» SET PROBLEM
Reproduce every line of the material below word for word, with no changes to any character.

» Data entries
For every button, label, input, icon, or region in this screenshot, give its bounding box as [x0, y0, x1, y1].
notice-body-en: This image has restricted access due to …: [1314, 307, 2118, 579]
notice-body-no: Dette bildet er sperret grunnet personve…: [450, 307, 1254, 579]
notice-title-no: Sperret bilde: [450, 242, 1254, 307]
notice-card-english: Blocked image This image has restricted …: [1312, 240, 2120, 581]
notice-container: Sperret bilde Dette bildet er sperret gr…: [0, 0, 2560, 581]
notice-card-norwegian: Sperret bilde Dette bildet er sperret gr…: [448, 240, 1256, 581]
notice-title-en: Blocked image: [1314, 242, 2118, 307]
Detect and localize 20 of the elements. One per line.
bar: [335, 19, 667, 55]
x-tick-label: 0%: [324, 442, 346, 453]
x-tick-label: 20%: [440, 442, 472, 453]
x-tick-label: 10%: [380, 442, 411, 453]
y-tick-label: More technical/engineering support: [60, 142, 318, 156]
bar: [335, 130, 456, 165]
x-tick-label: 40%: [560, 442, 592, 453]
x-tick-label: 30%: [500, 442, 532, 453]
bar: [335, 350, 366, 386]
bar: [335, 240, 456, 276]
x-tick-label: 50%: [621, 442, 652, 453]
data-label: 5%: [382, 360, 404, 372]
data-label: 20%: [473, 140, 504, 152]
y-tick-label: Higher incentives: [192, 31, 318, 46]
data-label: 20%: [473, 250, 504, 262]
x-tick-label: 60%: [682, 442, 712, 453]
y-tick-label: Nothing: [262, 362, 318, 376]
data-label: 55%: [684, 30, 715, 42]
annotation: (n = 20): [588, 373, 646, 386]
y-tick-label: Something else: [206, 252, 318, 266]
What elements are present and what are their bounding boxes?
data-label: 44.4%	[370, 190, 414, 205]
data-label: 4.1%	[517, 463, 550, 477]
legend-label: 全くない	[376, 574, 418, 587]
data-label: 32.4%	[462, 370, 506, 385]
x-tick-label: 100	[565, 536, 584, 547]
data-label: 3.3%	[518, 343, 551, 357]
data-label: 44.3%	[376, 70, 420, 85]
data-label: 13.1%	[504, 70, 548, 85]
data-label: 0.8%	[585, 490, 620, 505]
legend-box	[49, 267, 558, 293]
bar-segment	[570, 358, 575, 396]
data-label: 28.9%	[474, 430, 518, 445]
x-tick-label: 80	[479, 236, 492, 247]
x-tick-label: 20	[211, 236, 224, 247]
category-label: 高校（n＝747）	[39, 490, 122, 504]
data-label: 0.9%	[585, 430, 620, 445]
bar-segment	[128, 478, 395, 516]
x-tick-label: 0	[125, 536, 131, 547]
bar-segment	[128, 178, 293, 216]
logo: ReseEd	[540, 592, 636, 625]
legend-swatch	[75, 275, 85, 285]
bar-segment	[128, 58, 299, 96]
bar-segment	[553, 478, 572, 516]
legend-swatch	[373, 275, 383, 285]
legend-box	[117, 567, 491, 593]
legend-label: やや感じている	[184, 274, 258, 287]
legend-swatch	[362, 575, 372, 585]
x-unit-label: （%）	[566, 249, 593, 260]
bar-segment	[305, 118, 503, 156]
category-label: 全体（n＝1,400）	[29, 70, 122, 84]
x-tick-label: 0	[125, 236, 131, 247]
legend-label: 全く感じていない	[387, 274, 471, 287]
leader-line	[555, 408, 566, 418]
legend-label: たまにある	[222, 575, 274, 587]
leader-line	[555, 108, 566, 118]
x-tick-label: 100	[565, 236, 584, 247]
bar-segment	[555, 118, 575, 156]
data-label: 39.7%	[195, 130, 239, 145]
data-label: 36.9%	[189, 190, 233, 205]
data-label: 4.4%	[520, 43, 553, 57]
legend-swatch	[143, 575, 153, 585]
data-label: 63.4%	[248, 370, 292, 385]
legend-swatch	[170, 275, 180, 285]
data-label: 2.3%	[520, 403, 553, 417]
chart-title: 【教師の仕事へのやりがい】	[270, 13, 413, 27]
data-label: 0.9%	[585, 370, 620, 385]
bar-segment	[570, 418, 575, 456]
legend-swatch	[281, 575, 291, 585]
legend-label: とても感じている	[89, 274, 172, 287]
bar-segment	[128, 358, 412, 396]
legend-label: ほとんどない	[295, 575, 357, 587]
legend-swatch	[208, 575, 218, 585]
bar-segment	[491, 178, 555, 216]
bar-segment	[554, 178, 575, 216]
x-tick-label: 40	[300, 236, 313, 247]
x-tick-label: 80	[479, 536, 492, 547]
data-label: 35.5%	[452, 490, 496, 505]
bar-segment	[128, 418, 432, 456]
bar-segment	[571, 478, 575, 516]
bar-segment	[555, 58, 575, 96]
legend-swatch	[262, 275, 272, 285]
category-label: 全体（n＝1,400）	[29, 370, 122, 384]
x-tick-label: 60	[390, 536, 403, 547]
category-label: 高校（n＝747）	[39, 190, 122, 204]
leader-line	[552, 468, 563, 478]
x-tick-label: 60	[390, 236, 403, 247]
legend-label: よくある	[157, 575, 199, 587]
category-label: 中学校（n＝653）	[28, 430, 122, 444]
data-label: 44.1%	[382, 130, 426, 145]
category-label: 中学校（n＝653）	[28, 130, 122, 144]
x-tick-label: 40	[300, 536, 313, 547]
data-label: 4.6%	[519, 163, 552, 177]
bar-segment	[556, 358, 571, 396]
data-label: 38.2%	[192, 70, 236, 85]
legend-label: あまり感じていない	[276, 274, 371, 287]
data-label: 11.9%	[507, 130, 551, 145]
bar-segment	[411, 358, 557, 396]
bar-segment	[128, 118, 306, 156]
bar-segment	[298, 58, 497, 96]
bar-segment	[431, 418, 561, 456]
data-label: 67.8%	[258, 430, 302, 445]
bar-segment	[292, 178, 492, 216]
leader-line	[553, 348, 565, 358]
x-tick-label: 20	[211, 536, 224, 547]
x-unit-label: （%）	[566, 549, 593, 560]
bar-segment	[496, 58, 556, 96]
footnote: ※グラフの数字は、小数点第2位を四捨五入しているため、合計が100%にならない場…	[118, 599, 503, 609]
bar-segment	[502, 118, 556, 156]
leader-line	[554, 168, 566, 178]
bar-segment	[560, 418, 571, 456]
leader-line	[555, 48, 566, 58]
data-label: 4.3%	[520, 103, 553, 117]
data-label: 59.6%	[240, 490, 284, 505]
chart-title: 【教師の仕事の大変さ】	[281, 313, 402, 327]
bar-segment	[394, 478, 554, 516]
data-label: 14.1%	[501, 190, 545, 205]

» ANSWER IN FULL
For every button, label, input, icon, or region in this screenshot, give its bounding box as [x0, y0, x1, y1].
notice-body-en: This image has restricted access due to …: [1314, 307, 2118, 579]
notice-body-no: Dette bildet er sperret grunnet personve…: [450, 307, 1254, 579]
notice-title-no: Sperret bilde: [450, 242, 1254, 307]
notice-card-english: Blocked image This image has restricted …: [1312, 240, 2120, 581]
notice-container: Sperret bilde Dette bildet er sperret gr…: [0, 0, 2560, 581]
notice-card-norwegian: Sperret bilde Dette bildet er sperret gr…: [448, 240, 1256, 581]
notice-title-en: Blocked image: [1314, 242, 2118, 307]
Detect and localize 20 of the elements. One per line.
bar: [335, 19, 667, 55]
x-tick-label: 0%: [324, 442, 346, 453]
x-tick-label: 20%: [440, 442, 472, 453]
x-tick-label: 10%: [380, 442, 411, 453]
y-tick-label: More technical/engineering support: [60, 142, 318, 156]
bar: [335, 130, 456, 165]
x-tick-label: 40%: [560, 442, 592, 453]
x-tick-label: 30%: [500, 442, 532, 453]
bar: [335, 350, 366, 386]
bar: [335, 240, 456, 276]
x-tick-label: 50%: [621, 442, 652, 453]
data-label: 5%: [382, 360, 404, 372]
data-label: 20%: [473, 140, 504, 152]
y-tick-label: Higher incentives: [192, 31, 318, 46]
data-label: 20%: [473, 250, 504, 262]
x-tick-label: 60%: [682, 442, 712, 453]
y-tick-label: Nothing: [262, 362, 318, 376]
data-label: 55%: [684, 30, 715, 42]
annotation: (n = 20): [588, 373, 646, 386]
y-tick-label: Something else: [206, 252, 318, 266]
What elements are present and what are their bounding boxes?
data-label: 44.4%	[370, 190, 414, 205]
data-label: 4.1%	[517, 463, 550, 477]
legend-label: 全くない	[376, 574, 418, 587]
data-label: 32.4%	[462, 370, 506, 385]
x-tick-label: 100	[565, 536, 584, 547]
data-label: 3.3%	[518, 343, 551, 357]
data-label: 44.3%	[376, 70, 420, 85]
data-label: 13.1%	[504, 70, 548, 85]
data-label: 0.8%	[585, 490, 620, 505]
legend-box	[49, 267, 558, 293]
bar-segment	[570, 358, 575, 396]
data-label: 28.9%	[474, 430, 518, 445]
x-tick-label: 80	[479, 236, 492, 247]
x-tick-label: 20	[211, 236, 224, 247]
category-label: 高校（n＝747）	[39, 490, 122, 504]
data-label: 0.9%	[585, 430, 620, 445]
bar-segment	[128, 478, 395, 516]
x-tick-label: 0	[125, 536, 131, 547]
bar-segment	[128, 178, 293, 216]
logo: ReseEd	[540, 592, 636, 625]
legend-swatch	[75, 275, 85, 285]
bar-segment	[128, 58, 299, 96]
bar-segment	[553, 478, 572, 516]
legend-swatch	[373, 275, 383, 285]
legend-box	[117, 567, 491, 593]
legend-label: やや感じている	[184, 274, 258, 287]
legend-swatch	[362, 575, 372, 585]
x-unit-label: （%）	[566, 249, 593, 260]
bar-segment	[305, 118, 503, 156]
category-label: 全体（n＝1,400）	[29, 70, 122, 84]
x-tick-label: 0	[125, 236, 131, 247]
legend-label: 全く感じていない	[387, 274, 471, 287]
leader-line	[555, 408, 566, 418]
legend-label: たまにある	[222, 575, 274, 587]
leader-line	[555, 108, 566, 118]
x-tick-label: 100	[565, 236, 584, 247]
bar-segment	[555, 118, 575, 156]
data-label: 39.7%	[195, 130, 239, 145]
data-label: 36.9%	[189, 190, 233, 205]
data-label: 4.4%	[520, 43, 553, 57]
legend-swatch	[143, 575, 153, 585]
data-label: 63.4%	[248, 370, 292, 385]
legend-swatch	[170, 275, 180, 285]
data-label: 2.3%	[520, 403, 553, 417]
chart-title: 【教師の仕事へのやりがい】	[270, 13, 413, 27]
data-label: 0.9%	[585, 370, 620, 385]
bar-segment	[570, 418, 575, 456]
legend-swatch	[281, 575, 291, 585]
legend-label: とても感じている	[89, 274, 172, 287]
bar-segment	[128, 358, 412, 396]
legend-label: ほとんどない	[295, 575, 357, 587]
legend-swatch	[208, 575, 218, 585]
bar-segment	[491, 178, 555, 216]
bar-segment	[554, 178, 575, 216]
x-tick-label: 40	[300, 236, 313, 247]
x-tick-label: 80	[479, 536, 492, 547]
data-label: 35.5%	[452, 490, 496, 505]
bar-segment	[128, 418, 432, 456]
bar-segment	[571, 478, 575, 516]
bar-segment	[555, 58, 575, 96]
legend-swatch	[262, 275, 272, 285]
category-label: 全体（n＝1,400）	[29, 370, 122, 384]
x-tick-label: 60	[390, 536, 403, 547]
category-label: 高校（n＝747）	[39, 190, 122, 204]
leader-line	[552, 468, 563, 478]
x-tick-label: 60	[390, 236, 403, 247]
legend-label: よくある	[157, 575, 199, 587]
category-label: 中学校（n＝653）	[28, 430, 122, 444]
data-label: 44.1%	[382, 130, 426, 145]
category-label: 中学校（n＝653）	[28, 130, 122, 144]
x-tick-label: 40	[300, 536, 313, 547]
data-label: 4.6%	[519, 163, 552, 177]
bar-segment	[556, 358, 571, 396]
data-label: 38.2%	[192, 70, 236, 85]
legend-label: あまり感じていない	[276, 274, 371, 287]
data-label: 11.9%	[507, 130, 551, 145]
bar-segment	[411, 358, 557, 396]
bar-segment	[128, 118, 306, 156]
bar-segment	[298, 58, 497, 96]
bar-segment	[431, 418, 561, 456]
data-label: 67.8%	[258, 430, 302, 445]
bar-segment	[292, 178, 492, 216]
leader-line	[553, 348, 565, 358]
x-tick-label: 20	[211, 536, 224, 547]
x-unit-label: （%）	[566, 549, 593, 560]
bar-segment	[496, 58, 556, 96]
footnote: ※グラフの数字は、小数点第2位を四捨五入しているため、合計が100%にならない場…	[118, 599, 503, 609]
bar-segment	[502, 118, 556, 156]
leader-line	[554, 168, 566, 178]
bar-segment	[560, 418, 571, 456]
leader-line	[555, 48, 566, 58]
data-label: 4.3%	[520, 103, 553, 117]
data-label: 59.6%	[240, 490, 284, 505]
chart-title: 【教師の仕事の大変さ】	[281, 313, 402, 327]
bar-segment	[394, 478, 554, 516]
data-label: 14.1%	[501, 190, 545, 205]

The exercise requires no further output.